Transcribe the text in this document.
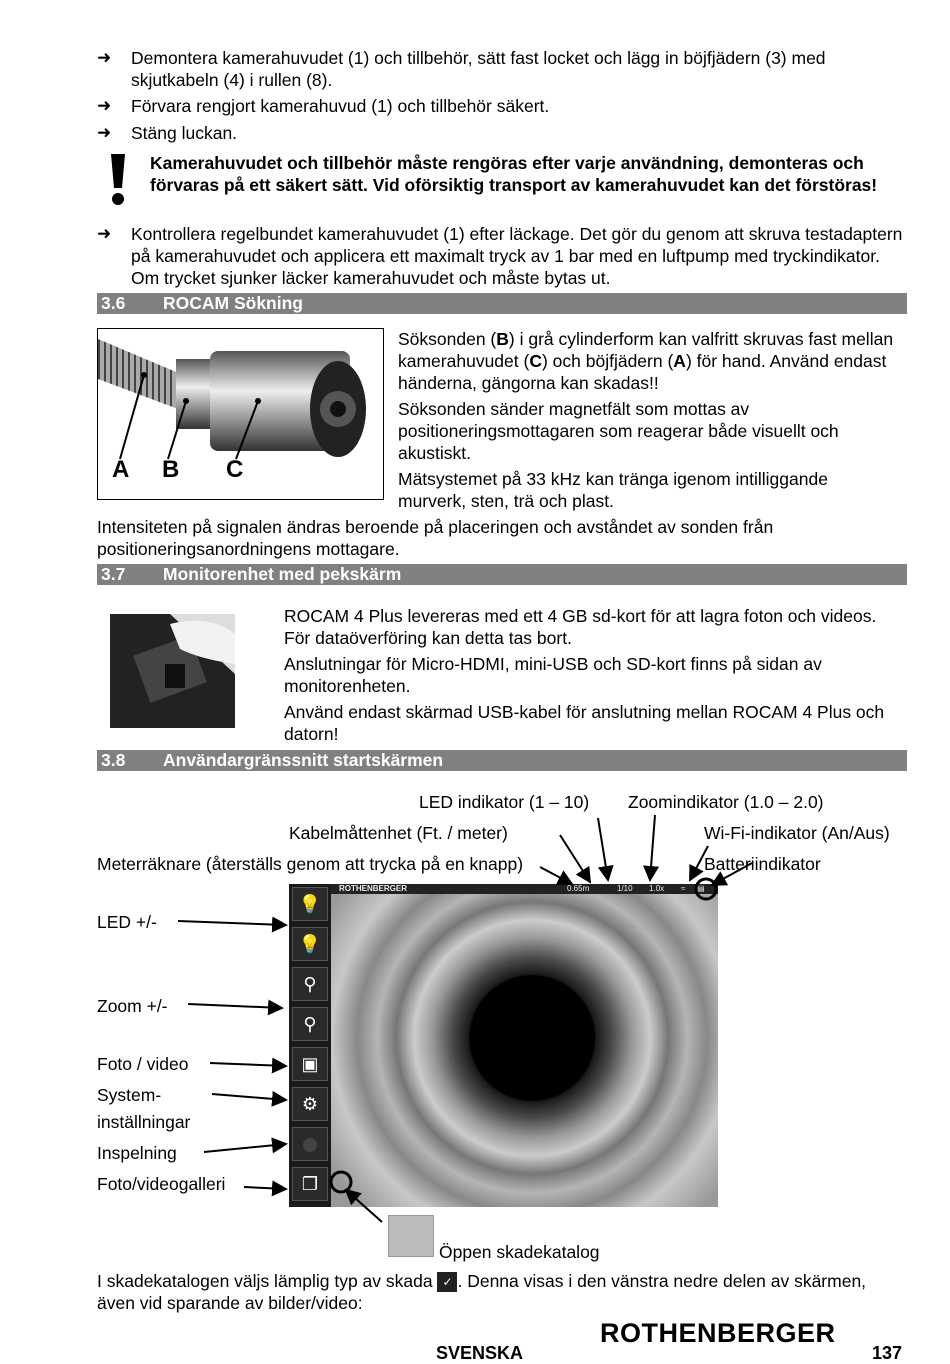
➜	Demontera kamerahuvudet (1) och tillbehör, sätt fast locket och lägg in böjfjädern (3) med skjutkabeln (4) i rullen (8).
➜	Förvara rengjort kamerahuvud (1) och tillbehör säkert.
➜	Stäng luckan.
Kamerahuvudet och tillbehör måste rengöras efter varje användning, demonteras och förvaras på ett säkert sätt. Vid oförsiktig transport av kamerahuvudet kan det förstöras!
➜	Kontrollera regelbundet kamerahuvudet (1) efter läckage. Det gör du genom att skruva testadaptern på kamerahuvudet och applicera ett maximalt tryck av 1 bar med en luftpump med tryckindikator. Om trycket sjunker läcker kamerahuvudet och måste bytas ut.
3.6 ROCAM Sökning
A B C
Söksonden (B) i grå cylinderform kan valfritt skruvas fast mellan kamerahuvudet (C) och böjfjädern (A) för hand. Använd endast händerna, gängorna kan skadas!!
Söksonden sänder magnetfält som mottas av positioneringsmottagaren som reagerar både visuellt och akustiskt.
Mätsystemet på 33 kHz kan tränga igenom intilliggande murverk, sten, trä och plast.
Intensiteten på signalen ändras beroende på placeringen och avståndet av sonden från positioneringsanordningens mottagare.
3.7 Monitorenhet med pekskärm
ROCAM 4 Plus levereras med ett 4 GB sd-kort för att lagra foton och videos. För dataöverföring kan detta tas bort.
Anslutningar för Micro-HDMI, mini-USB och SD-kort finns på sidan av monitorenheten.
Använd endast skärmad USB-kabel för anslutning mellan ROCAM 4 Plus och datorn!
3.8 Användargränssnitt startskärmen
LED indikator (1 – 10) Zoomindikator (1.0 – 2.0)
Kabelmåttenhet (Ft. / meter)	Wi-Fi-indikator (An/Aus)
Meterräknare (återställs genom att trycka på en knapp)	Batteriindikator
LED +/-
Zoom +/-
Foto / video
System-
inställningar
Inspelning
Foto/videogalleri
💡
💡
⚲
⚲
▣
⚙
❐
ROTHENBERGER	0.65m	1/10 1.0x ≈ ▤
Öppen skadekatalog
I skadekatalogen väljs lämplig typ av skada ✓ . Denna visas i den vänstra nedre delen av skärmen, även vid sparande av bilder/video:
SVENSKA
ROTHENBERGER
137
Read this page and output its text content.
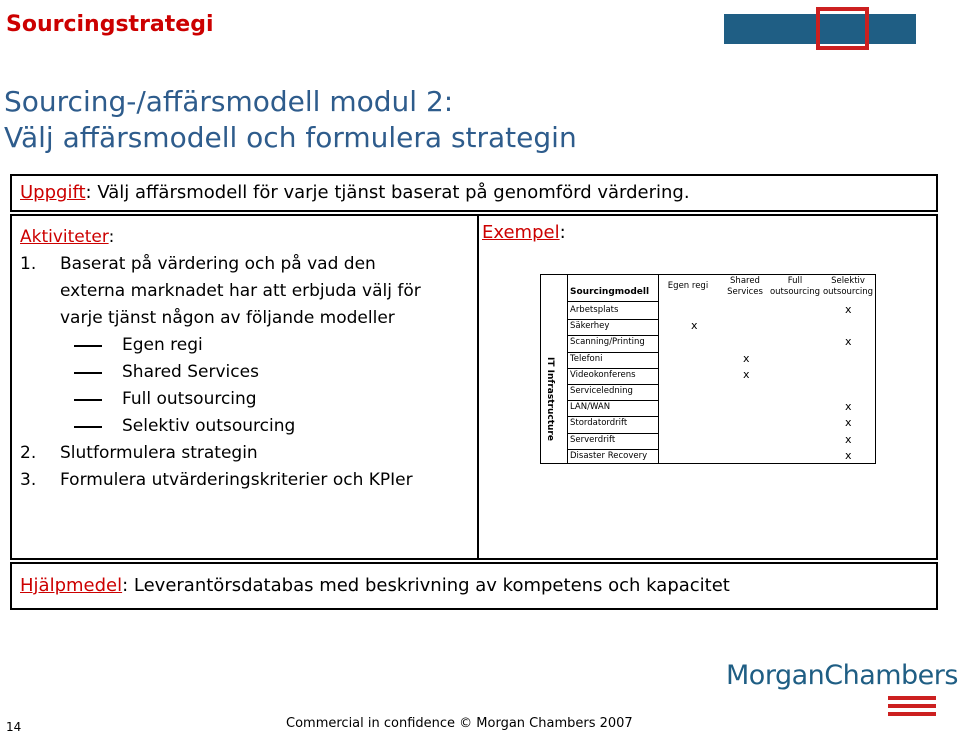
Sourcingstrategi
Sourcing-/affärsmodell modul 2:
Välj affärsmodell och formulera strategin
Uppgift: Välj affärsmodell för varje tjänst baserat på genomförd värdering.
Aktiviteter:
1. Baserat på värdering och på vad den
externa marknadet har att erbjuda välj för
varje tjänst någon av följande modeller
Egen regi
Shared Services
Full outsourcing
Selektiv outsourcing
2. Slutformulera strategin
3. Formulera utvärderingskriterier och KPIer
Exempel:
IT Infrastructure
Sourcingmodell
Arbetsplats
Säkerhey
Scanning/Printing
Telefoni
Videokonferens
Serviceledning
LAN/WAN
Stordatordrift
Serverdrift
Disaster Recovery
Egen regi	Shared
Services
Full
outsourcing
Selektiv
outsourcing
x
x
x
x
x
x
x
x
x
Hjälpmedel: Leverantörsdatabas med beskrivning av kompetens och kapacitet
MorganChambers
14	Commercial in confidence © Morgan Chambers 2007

************

WHAT TO WORK ON:
Once the pictures are set aside, give the rest of the material again unchanged.

WRITTEN ANSWER:
Transcribe the text in this document.
➜	Demontera kamerahuvudet (1) och tillbehör, sätt fast locket och lägg in böjfjädern (3) med skjutkabeln (4) i rullen (8).
➜	Förvara rengjort kamerahuvud (1) och tillbehör säkert.
➜	Stäng luckan.
Kamerahuvudet och tillbehör måste rengöras efter varje användning, demonteras och förvaras på ett säkert sätt. Vid oförsiktig transport av kamerahuvudet kan det förstöras!
➜	Kontrollera regelbundet kamerahuvudet (1) efter läckage. Det gör du genom att skruva testadaptern på kamerahuvudet och applicera ett maximalt tryck av 1 bar med en luftpump med tryckindikator. Om trycket sjunker läcker kamerahuvudet och måste bytas ut.
3.6 ROCAM Sökning
A B C
Söksonden (B) i grå cylinderform kan valfritt skruvas fast mellan kamerahuvudet (C) och böjfjädern (A) för hand. Använd endast händerna, gängorna kan skadas!!
Söksonden sänder magnetfält som mottas av positioneringsmottagaren som reagerar både visuellt och akustiskt.
Mätsystemet på 33 kHz kan tränga igenom intilliggande murverk, sten, trä och plast.
Intensiteten på signalen ändras beroende på placeringen och avståndet av sonden från positioneringsanordningens mottagare.
3.7 Monitorenhet med pekskärm
ROCAM 4 Plus levereras med ett 4 GB sd-kort för att lagra foton och videos. För dataöverföring kan detta tas bort.
Anslutningar för Micro-HDMI, mini-USB och SD-kort finns på sidan av monitorenheten.
Använd endast skärmad USB-kabel för anslutning mellan ROCAM 4 Plus och datorn!
3.8 Användargränssnitt startskärmen
LED indikator (1 – 10) Zoomindikator (1.0 – 2.0)
Kabelmåttenhet (Ft. / meter)	Wi-Fi-indikator (An/Aus)
Meterräknare (återställs genom att trycka på en knapp)	Batteriindikator
LED +/-
Zoom +/-
Foto / video
System-
inställningar
Inspelning
Foto/videogalleri
💡
💡
⚲
⚲
▣
⚙
❐
ROTHENBERGER	0.65m	1/10 1.0x ≈ ▤
Öppen skadekatalog
I skadekatalogen väljs lämplig typ av skada ✓ . Denna visas i den vänstra nedre delen av skärmen, även vid sparande av bilder/video:
SVENSKA
ROTHENBERGER
137
Read this page and output its text content.
Sourcingstrategi
Sourcing-/affärsmodell modul 2:
Välj affärsmodell och formulera strategin
Uppgift: Välj affärsmodell för varje tjänst baserat på genomförd värdering.
Aktiviteter:
1. Baserat på värdering och på vad den
externa marknadet har att erbjuda välj för
varje tjänst någon av följande modeller
Egen regi
Shared Services
Full outsourcing
Selektiv outsourcing
2. Slutformulera strategin
3. Formulera utvärderingskriterier och KPIer
Exempel:
IT Infrastructure
Sourcingmodell
Arbetsplats
Säkerhey
Scanning/Printing
Telefoni
Videokonferens
Serviceledning
LAN/WAN
Stordatordrift
Serverdrift
Disaster Recovery
Egen regi	Shared
Services
Full
outsourcing
Selektiv
outsourcing
x
x
x
x
x
x
x
x
x
Hjälpmedel: Leverantörsdatabas med beskrivning av kompetens och kapacitet
MorganChambers
14	Commercial in confidence © Morgan Chambers 2007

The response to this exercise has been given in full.